* **EXERCISE GOAL**: Output each entry below as it stands, leaving out every picture.

━━ GIVEN INFORMATION

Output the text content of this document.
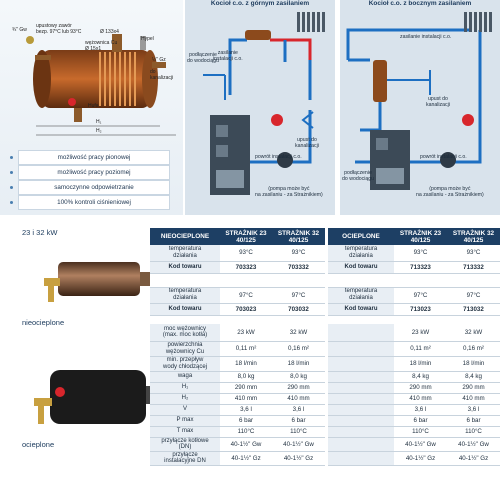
¾" Gw
upustowy zawór
bezp. 97°C lub 93°C	Ø 133x4
wężownica Cu
Ø 15x1
Hypel
½" Gz
do
kanalizacji
Hufa
H₁
H₂
możliwość pracy pionowej
możliwość pracy poziomej
samoczynne odpowietrzanie
100% kontroli ciśnieniowej
Kocioł c.o. z górnym zasilaniem
zasilanie
instalacji c.o.
podłączenie
do wodociągu
upust do
kanalizacji
powrót instalacji c.o.
(pompa może być
na zasilaniu - za Strażnikiem)
Kocioł c.o. z bocznym zasilaniem
zasilanie instalacji c.o.
podłączenie
do wodociągu
upust do
kanalizacji
powrót instalacji c.o.
(pompa może być
na zasilaniu - za Strażnikiem)
23 i 32 kW
nieocieplone
ocieplone
NIEOCIEPLONE	STRAŻNIK 23
40/125	STRAŻNIK 32
40/125
temperatura
działania	93°C	93°C
Kod towaru	703323	703332

temperatura
działania	97°C	97°C
Kod towaru	703023	703032
OCIEPLONE	STRAŻNIK 23
40/125	STRAŻNIK 32
40/125
temperatura
działania	93°C	93°C
Kod towaru	713323	713332

temperatura
działania	97°C	97°C
Kod towaru	713023	713032
moc wężownicy
(max. moc kotła)	23 kW	32 kW
powierzchnia
wężownicy Cu	0,11 m²	0,16 m²
min. przepływ
wody chłodzącej	18 l/min	18 l/min
waga	8,0 kg	8,0 kg
H₁	290 mm	290 mm
H₂	410 mm	410 mm
V	3,6 l	3,6 l
P max	6 bar	6 bar
T max	110°C	110°C
przyłącze kotłowe
(DN)	40-1½" Gw	40-1½" Gw
przyłącze
instalacyjne DN	40-1½" Gz	40-1½" Gz
	23 kW	32 kW
	0,11 m²	0,16 m²
	18 l/min	18 l/min
	8,4 kg	8,4 kg
	290 mm	290 mm
	410 mm	410 mm
	3,6 l	3,6 l
	6 bar	6 bar
	110°C	110°C
	40-1½" Gw	40-1½" Gw
	40-1½" Gz	40-1½" Gz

━━━━

* **TASK ANSWER**:
Output the text content of this document.
¾" Gw
upustowy zawór
bezp. 97°C lub 93°C	Ø 133x4
wężownica Cu
Ø 15x1
Hypel
½" Gz
do
kanalizacji
Hufa
H₁
H₂
możliwość pracy pionowej
możliwość pracy poziomej
samoczynne odpowietrzanie
100% kontroli ciśnieniowej
Kocioł c.o. z górnym zasilaniem
zasilanie
instalacji c.o.
podłączenie
do wodociągu
upust do
kanalizacji
powrót instalacji c.o.
(pompa może być
na zasilaniu - za Strażnikiem)
Kocioł c.o. z bocznym zasilaniem
zasilanie instalacji c.o.
podłączenie
do wodociągu
upust do
kanalizacji
powrót instalacji c.o.
(pompa może być
na zasilaniu - za Strażnikiem)
23 i 32 kW
nieocieplone
ocieplone
NIEOCIEPLONE	STRAŻNIK 23
40/125	STRAŻNIK 32
40/125
temperatura
działania	93°C	93°C
Kod towaru	703323	703332

temperatura
działania	97°C	97°C
Kod towaru	703023	703032
OCIEPLONE	STRAŻNIK 23
40/125	STRAŻNIK 32
40/125
temperatura
działania	93°C	93°C
Kod towaru	713323	713332

temperatura
działania	97°C	97°C
Kod towaru	713023	713032
moc wężownicy
(max. moc kotła)	23 kW	32 kW
powierzchnia
wężownicy Cu	0,11 m²	0,16 m²
min. przepływ
wody chłodzącej	18 l/min	18 l/min
waga	8,0 kg	8,0 kg
H₁	290 mm	290 mm
H₂	410 mm	410 mm
V	3,6 l	3,6 l
P max	6 bar	6 bar
T max	110°C	110°C
przyłącze kotłowe
(DN)	40-1½" Gw	40-1½" Gw
przyłącze
instalacyjne DN	40-1½" Gz	40-1½" Gz
	23 kW	32 kW
	0,11 m²	0,16 m²
	18 l/min	18 l/min
	8,4 kg	8,4 kg
	290 mm	290 mm
	410 mm	410 mm
	3,6 l	3,6 l
	6 bar	6 bar
	110°C	110°C
	40-1½" Gw	40-1½" Gw
	40-1½" Gz	40-1½" Gz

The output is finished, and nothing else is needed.